= SELECTED EXTRACT =
※ ※ ※

Demystifying the Kubernetes Iceberg: Part 4

Kubernetes is like an iceberg. You learn the basics, only to see there is a lot more to learn. The more you learn, the more you see there is to know. This series of articles explains all the concepts listed in the “Kubernetes Iceberg” diagram by Flant.

This is the fourth article of the “Demystifying the Kubernetes Iceberg” series. My goal for this series is to explain all concepts mentioned in the “Kubernetes Iceberg” diagram by Flant.

This is the iceberg:

The Kubernetes Iceberg meme

In this article, we will dive into Tier 5 of the iceberg. Since this tier is huge and would produce a really long article, I decided to split it in two parts.

The first part (this article) will focus on all the security related concepts in this tier, the second one will focus on everything else.

You can find the others article:

I will publish one article each week until I complete the whole iceberg.

Tier 5, Part 1 - Security

RBAC

RBAC stands for Role-Based Access Control.

※ ※ ※

= SOURCE DATA =
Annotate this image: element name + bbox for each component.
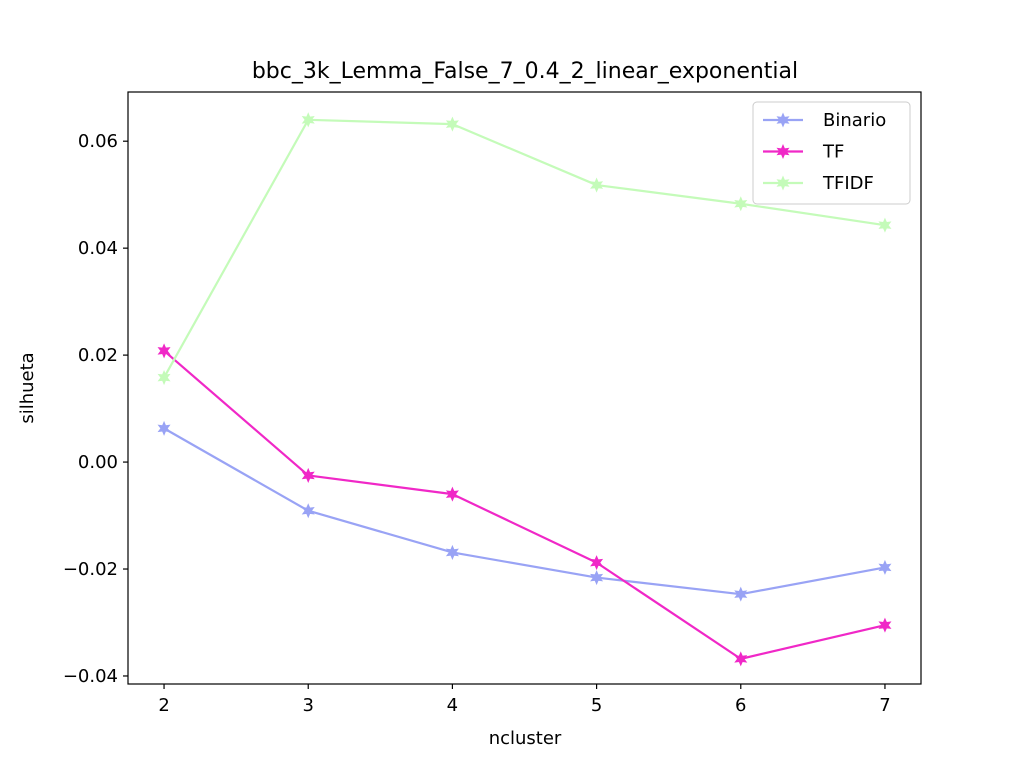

※ ※ ※

= WHAT THE TASK ASKS =
In the Kubernetes iceberg article, what does the first of the two parts covering Tier 5 focus on?

= ANSWER TO THE EXERCISE =
It focuses on all the security-related concepts in that tier.